• **Extrait à lire**
Les disques seront présentés dans l'ordre chronologique de leur date d'enregistrement ou de leur date de sortie originale, et non de leur date de réédition, ce qui signifie, par exemple, que l'iconique Kind of Blue de Miles Davis ne sera présenté qu'une seule fois, en 1959, malgré ses nombreuses remasterisations et rééditions au fil des ans. En outre, tous les pressages sont américains, sauf indication contraire. Si le terme « mono » n'est pas indiqué, considérez qu'il s'agit d'une version stéréo ou que la version stéréo est mon choix de facto entre les deux. Continuons, voulez-vous ?
27- Sonny Rollins - Saxophone Colossus.
Prestige - PRLP 7079 (mono) (1957, avr.), DCC Compact Classics LPZ-2008 (1995), 33 1/3 rpm. Genre : jazz, hard bop, ballades bluesy, cool vibes, influence calypso.

• **Données fournies**
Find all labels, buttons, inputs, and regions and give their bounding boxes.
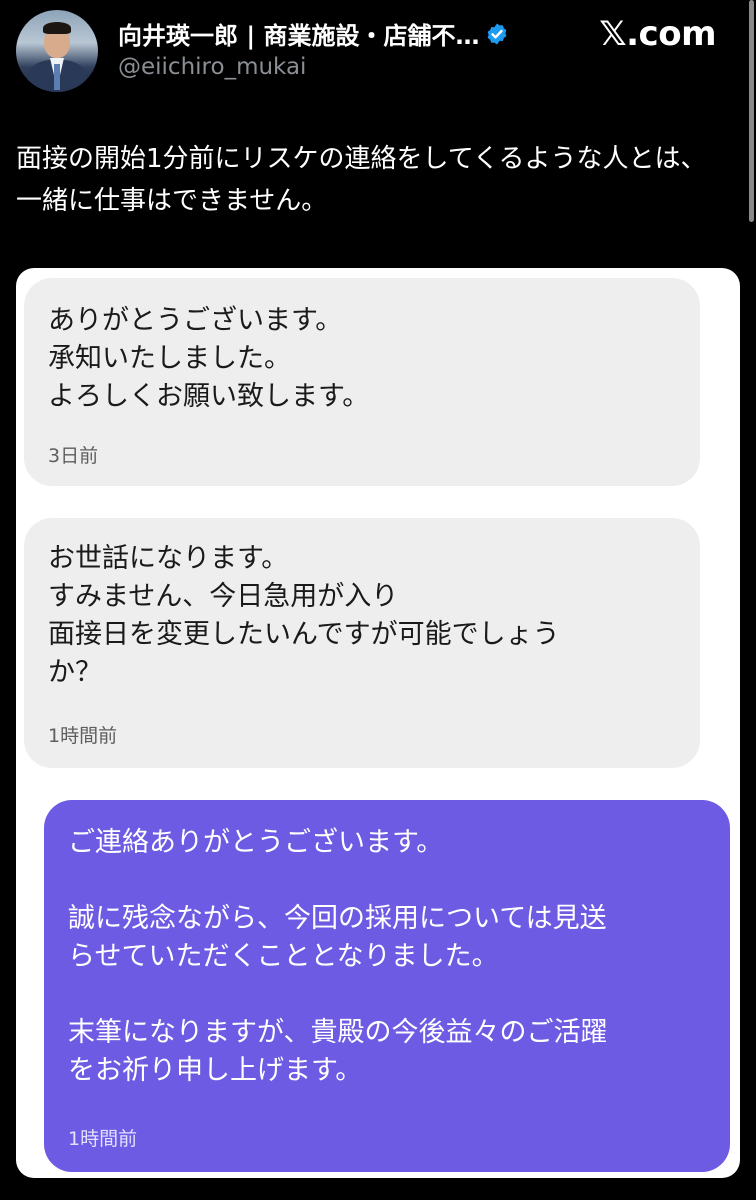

• **Consignes de l'exercice**
**A.** Reproduisez le passage de l'extrait sur les disques de jazz, de « Les disques seront » à « vibes, influence calypso. ».
**B.** Dites, s'il vous plaît, si chaque affirmation concorde avec l'extrait sur les disques de jazz, en répondant par oui ou non et en citant les mots décisifs : (i) Tous les pressages sont américains, sauf indication contraire. (ii) Kind of Blue sera présenté une fois par réédition. (iii) Le pressage Prestige de Saxophone Colossus est en mono.

• **Réponses par tâche**
**A.**
Les disques seront présentés dans l'ordre chronologique de leur date d'enregistrement ou de leur date de sortie originale, et non de leur date de réédition, ce qui signifie, par exemple, que l'iconique Kind of Blue de Miles Davis ne sera présenté qu'une seule fois, en 1959, malgré ses nombreuses remasterisations et rééditions au fil des ans. En outre, tous les pressages sont américains, sauf indication contraire. Si le terme « mono » n'est pas indiqué, considérez qu'il s'agit d'une version stéréo ou que la version stéréo est mon choix de facto entre les deux. Continuons, voulez-vous ?
27- Sonny Rollins - Saxophone Colossus.
Prestige - PRLP 7079 (mono) (1957, avr.), DCC Compact Classics LPZ-2008 (1995), 33 1/3 rpm. Genre : jazz, hard bop, ballades bluesy, cool vibes, influence calypso.

**B.**
(i) Oui : « tous les pressages sont américains, sauf indication contraire ».
(ii) Non : « ne sera présenté qu'une seule fois, en 1959, malgré ses nombreuses remasterisations et rééditions ».
(iii) Oui : « Prestige - PRLP 7079 (mono) ».